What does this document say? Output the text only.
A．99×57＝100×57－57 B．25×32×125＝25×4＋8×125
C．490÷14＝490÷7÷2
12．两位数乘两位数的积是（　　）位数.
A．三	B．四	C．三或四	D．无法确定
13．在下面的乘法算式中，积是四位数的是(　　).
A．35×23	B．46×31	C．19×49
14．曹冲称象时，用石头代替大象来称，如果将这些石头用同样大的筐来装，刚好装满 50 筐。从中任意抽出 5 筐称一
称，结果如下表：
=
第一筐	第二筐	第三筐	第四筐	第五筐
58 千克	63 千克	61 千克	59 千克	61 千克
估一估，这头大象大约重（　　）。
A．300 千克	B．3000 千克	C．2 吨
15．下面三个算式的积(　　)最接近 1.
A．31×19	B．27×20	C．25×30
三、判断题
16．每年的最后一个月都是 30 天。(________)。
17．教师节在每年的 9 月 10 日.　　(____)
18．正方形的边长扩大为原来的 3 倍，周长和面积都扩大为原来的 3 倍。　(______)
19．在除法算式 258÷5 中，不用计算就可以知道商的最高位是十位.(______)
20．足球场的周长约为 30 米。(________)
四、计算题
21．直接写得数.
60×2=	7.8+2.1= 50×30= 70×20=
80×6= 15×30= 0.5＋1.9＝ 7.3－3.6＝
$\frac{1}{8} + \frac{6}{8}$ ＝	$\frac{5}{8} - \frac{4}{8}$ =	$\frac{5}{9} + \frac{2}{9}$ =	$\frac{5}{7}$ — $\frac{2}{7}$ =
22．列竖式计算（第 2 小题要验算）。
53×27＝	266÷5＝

* **The request**:
Type out the whole listing above again, exactly as it stands.

* **In response**:
What does this document say? Output the text only.
A．99×57＝100×57－57 B．25×32×125＝25×4＋8×125
C．490÷14＝490÷7÷2
12．两位数乘两位数的积是（　　）位数.
A．三	B．四	C．三或四	D．无法确定
13．在下面的乘法算式中，积是四位数的是(　　).
A．35×23	B．46×31	C．19×49
14．曹冲称象时，用石头代替大象来称，如果将这些石头用同样大的筐来装，刚好装满 50 筐。从中任意抽出 5 筐称一
称，结果如下表：
=
第一筐	第二筐	第三筐	第四筐	第五筐
58 千克	63 千克	61 千克	59 千克	61 千克
估一估，这头大象大约重（　　）。
A．300 千克	B．3000 千克	C．2 吨
15．下面三个算式的积(　　)最接近 1.
A．31×19	B．27×20	C．25×30
三、判断题
16．每年的最后一个月都是 30 天。(________)。
17．教师节在每年的 9 月 10 日.　　(____)
18．正方形的边长扩大为原来的 3 倍，周长和面积都扩大为原来的 3 倍。　(______)
19．在除法算式 258÷5 中，不用计算就可以知道商的最高位是十位.(______)
20．足球场的周长约为 30 米。(________)
四、计算题
21．直接写得数.
60×2=	7.8+2.1= 50×30= 70×20=
80×6= 15×30= 0.5＋1.9＝ 7.3－3.6＝
$\frac{1}{8} + \frac{6}{8}$ ＝	$\frac{5}{8} - \frac{4}{8}$ =	$\frac{5}{9} + \frac{2}{9}$ =	$\frac{5}{7}$ — $\frac{2}{7}$ =
22．列竖式计算（第 2 小题要验算）。
53×27＝	266÷5＝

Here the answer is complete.